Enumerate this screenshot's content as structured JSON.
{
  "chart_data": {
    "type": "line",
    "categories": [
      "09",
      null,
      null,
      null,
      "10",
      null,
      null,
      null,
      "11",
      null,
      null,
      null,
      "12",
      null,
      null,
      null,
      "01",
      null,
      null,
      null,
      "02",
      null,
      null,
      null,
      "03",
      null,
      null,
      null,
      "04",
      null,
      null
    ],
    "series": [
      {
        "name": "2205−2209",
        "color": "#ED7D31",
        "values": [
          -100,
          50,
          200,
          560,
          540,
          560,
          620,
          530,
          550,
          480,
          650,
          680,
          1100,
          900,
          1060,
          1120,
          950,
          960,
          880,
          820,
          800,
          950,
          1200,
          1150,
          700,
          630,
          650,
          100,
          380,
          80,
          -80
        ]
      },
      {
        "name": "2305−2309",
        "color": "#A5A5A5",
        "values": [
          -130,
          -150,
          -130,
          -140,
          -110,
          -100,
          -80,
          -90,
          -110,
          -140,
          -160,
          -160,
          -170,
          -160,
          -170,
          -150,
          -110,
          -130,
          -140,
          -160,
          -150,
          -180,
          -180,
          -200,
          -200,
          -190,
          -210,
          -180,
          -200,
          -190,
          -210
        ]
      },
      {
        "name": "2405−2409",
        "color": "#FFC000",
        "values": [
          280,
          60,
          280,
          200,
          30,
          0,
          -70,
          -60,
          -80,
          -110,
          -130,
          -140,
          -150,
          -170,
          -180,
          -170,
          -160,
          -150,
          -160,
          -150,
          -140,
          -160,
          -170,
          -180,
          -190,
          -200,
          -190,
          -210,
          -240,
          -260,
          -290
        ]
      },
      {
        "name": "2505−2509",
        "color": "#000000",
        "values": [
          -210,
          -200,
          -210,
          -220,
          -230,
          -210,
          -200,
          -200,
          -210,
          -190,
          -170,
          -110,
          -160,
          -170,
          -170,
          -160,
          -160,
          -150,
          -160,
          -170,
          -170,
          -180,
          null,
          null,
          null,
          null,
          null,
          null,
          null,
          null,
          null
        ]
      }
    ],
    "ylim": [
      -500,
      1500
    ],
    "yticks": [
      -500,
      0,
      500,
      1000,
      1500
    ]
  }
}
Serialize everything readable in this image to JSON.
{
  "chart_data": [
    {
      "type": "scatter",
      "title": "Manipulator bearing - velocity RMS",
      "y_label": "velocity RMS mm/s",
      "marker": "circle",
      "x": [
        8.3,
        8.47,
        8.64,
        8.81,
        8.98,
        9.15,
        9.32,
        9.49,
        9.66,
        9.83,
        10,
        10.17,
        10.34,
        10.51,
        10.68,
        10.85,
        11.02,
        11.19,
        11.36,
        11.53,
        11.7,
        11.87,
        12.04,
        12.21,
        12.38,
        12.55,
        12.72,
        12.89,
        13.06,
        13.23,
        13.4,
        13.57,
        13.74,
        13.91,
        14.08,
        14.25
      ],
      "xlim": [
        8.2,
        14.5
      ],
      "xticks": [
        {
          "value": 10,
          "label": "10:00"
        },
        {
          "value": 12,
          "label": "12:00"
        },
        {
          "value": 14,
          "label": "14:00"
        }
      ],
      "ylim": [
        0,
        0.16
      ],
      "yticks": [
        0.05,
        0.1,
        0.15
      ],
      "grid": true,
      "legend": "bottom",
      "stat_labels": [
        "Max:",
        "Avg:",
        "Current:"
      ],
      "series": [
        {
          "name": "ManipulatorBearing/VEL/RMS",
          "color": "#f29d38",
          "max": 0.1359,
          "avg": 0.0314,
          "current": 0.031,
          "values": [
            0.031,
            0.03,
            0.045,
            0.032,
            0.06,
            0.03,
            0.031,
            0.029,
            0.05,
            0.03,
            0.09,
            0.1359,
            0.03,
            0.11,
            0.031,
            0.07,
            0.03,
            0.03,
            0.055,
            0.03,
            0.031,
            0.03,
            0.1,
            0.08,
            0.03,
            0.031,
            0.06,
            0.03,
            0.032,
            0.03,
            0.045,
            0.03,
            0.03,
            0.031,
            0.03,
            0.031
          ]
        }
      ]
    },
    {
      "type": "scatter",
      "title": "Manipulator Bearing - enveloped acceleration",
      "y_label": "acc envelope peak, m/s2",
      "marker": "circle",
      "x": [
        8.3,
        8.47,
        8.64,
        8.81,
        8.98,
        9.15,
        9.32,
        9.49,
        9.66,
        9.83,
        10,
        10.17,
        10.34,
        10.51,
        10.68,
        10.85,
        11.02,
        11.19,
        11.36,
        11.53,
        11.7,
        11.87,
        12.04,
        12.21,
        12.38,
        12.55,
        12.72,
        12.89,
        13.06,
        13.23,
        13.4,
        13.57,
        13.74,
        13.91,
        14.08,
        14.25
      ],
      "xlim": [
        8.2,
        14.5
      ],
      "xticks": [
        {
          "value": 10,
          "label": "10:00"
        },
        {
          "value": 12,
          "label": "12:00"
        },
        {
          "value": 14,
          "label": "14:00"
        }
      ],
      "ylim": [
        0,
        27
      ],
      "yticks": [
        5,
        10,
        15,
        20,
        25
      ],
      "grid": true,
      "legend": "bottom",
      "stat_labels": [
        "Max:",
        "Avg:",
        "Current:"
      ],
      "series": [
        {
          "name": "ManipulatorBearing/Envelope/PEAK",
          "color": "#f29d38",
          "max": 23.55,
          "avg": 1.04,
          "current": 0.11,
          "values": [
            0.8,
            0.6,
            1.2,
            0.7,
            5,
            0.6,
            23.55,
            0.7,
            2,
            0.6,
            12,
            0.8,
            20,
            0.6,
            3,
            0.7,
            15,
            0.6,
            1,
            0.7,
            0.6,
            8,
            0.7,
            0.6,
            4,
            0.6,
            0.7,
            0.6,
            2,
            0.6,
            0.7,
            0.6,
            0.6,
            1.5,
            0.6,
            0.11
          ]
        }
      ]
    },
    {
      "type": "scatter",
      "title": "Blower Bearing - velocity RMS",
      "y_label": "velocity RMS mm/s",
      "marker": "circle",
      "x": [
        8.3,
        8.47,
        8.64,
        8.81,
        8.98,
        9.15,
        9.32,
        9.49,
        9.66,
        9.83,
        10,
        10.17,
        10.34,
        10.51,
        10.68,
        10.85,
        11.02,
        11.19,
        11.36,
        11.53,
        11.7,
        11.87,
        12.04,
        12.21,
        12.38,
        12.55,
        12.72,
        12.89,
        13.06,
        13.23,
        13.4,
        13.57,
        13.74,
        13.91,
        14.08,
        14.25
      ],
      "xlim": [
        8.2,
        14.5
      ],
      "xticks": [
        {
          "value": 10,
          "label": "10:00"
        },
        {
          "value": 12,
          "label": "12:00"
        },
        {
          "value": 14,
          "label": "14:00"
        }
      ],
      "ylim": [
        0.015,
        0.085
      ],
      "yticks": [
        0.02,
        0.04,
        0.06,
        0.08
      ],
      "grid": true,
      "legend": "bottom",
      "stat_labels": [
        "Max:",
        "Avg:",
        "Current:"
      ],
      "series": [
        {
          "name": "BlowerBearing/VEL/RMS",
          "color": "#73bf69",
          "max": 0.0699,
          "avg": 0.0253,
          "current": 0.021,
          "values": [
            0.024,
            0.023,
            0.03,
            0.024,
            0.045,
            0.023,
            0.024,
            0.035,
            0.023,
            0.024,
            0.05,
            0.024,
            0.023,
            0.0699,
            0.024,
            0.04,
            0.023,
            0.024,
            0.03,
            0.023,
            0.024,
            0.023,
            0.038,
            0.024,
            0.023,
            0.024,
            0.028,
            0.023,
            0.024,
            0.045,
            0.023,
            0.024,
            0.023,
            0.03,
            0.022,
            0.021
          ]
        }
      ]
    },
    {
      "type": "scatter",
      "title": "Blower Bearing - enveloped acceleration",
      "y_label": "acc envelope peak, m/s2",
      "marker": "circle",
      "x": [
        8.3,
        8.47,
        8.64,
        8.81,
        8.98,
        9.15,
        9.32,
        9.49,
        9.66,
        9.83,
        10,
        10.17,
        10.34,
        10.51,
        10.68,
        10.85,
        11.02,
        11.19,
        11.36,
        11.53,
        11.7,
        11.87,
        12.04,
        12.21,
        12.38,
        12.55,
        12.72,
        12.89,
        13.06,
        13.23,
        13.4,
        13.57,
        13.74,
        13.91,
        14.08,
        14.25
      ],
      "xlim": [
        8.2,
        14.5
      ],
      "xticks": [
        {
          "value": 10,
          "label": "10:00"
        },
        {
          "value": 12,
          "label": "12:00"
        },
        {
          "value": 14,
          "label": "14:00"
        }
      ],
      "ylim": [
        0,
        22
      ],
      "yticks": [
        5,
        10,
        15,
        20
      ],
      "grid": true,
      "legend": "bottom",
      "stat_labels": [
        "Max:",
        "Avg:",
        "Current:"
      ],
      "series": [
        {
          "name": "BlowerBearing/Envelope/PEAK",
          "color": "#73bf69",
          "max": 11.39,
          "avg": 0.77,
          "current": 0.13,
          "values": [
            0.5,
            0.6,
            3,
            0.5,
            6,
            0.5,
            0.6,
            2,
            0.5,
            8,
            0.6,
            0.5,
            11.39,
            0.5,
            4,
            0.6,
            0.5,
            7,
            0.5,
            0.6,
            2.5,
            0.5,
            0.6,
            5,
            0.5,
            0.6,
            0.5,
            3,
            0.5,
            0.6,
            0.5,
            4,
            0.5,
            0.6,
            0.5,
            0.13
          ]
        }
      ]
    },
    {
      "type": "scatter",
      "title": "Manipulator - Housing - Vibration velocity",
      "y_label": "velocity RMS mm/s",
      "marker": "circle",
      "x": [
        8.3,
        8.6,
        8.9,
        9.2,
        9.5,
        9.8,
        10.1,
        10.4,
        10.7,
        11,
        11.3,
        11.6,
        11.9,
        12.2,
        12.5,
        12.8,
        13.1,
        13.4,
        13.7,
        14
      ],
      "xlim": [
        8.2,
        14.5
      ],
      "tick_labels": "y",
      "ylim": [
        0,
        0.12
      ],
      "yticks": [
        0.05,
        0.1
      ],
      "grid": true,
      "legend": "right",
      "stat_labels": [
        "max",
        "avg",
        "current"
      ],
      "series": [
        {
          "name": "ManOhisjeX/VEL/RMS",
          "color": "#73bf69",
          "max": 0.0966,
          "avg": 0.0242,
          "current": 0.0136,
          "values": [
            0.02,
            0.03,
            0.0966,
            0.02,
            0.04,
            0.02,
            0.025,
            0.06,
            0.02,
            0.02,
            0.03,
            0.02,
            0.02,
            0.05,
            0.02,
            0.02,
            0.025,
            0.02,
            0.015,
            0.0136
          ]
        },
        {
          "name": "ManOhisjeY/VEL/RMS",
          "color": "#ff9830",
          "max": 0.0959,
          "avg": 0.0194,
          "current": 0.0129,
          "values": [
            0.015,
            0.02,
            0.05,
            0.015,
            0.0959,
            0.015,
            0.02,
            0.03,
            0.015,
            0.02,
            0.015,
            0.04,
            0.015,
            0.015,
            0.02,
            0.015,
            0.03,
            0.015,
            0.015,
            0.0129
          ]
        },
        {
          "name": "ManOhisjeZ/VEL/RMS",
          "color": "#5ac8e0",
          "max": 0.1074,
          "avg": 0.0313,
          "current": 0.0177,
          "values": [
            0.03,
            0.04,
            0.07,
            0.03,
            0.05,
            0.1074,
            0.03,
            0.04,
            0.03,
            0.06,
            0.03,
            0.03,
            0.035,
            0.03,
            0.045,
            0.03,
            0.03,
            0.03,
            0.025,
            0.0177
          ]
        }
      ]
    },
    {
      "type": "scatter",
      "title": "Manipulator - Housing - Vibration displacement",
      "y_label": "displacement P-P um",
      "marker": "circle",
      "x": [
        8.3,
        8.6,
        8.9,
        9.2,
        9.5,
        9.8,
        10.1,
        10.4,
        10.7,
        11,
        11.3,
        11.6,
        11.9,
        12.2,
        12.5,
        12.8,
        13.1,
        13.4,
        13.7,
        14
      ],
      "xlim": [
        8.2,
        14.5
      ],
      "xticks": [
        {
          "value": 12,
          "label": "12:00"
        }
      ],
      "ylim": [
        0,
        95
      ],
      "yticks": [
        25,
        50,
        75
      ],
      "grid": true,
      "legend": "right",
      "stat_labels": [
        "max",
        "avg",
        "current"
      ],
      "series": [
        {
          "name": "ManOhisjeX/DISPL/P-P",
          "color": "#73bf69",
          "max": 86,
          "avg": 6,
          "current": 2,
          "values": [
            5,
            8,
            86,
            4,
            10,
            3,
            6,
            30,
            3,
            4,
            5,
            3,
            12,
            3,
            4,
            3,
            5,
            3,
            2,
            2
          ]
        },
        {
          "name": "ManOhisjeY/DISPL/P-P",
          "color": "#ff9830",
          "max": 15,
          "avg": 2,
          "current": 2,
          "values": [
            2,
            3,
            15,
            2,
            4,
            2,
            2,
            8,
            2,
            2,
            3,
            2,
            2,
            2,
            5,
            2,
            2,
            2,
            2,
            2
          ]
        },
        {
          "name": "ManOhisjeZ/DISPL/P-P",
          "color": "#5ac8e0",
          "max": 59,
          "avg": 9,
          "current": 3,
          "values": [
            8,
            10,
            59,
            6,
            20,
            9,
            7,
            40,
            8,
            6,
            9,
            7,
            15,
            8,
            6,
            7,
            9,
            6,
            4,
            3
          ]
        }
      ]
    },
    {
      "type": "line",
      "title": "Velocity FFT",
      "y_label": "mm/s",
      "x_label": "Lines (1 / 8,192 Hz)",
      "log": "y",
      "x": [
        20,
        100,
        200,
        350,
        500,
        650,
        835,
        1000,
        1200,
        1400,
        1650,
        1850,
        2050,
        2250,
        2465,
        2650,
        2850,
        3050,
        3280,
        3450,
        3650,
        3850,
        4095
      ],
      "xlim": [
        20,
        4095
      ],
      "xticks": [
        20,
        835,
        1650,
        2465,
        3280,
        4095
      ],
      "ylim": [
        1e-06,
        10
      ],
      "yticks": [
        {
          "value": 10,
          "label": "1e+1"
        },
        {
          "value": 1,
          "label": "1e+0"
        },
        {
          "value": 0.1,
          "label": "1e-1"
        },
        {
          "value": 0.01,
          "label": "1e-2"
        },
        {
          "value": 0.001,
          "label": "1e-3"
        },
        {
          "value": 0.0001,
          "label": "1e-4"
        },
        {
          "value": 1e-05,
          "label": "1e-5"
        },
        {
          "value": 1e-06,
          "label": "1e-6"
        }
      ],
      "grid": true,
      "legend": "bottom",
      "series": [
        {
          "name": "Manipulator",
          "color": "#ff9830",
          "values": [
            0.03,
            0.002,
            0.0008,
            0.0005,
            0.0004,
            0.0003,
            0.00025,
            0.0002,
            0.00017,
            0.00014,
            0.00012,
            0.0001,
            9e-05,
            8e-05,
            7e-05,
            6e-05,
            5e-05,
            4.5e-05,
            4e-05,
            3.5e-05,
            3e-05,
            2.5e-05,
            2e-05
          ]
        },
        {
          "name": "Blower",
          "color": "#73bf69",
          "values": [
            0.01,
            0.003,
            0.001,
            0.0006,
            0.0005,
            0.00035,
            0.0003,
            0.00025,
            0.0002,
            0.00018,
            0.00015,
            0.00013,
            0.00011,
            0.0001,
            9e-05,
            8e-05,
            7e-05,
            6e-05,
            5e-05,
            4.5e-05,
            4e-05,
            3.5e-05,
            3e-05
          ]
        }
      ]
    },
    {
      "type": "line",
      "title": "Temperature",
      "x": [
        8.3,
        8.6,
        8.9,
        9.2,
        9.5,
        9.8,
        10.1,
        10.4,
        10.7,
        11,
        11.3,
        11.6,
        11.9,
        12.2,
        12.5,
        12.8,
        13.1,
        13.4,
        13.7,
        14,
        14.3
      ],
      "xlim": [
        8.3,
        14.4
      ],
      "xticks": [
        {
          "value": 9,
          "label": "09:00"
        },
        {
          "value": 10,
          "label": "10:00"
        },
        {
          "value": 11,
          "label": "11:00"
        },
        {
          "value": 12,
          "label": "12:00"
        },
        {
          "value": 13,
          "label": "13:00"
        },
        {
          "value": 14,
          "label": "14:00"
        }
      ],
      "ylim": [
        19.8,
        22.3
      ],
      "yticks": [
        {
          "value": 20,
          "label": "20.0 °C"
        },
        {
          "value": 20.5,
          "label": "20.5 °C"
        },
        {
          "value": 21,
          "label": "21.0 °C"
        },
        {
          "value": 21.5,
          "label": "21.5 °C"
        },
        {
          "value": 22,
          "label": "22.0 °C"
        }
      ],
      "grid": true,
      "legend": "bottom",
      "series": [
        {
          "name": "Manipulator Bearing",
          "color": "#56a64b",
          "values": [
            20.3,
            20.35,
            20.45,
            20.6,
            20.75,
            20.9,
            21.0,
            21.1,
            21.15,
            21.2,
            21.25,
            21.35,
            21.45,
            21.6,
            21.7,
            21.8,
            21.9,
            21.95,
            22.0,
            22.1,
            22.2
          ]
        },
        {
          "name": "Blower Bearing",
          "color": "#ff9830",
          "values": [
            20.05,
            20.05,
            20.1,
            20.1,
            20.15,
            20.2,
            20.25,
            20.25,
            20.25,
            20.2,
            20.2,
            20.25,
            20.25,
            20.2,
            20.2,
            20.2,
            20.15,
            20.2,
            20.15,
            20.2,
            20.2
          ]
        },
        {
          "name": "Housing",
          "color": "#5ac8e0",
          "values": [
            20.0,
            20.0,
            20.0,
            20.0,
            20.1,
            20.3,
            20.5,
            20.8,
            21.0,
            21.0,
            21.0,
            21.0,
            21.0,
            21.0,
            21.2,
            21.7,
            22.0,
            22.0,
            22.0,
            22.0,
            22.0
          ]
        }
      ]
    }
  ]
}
··········
What you need to do
From the listing above, copy every line that holds the string "ManipulatorBearing".

The result
          "name": "ManipulatorBearing/VEL/RMS",
          "name": "ManipulatorBearing/Envelope/PEAK",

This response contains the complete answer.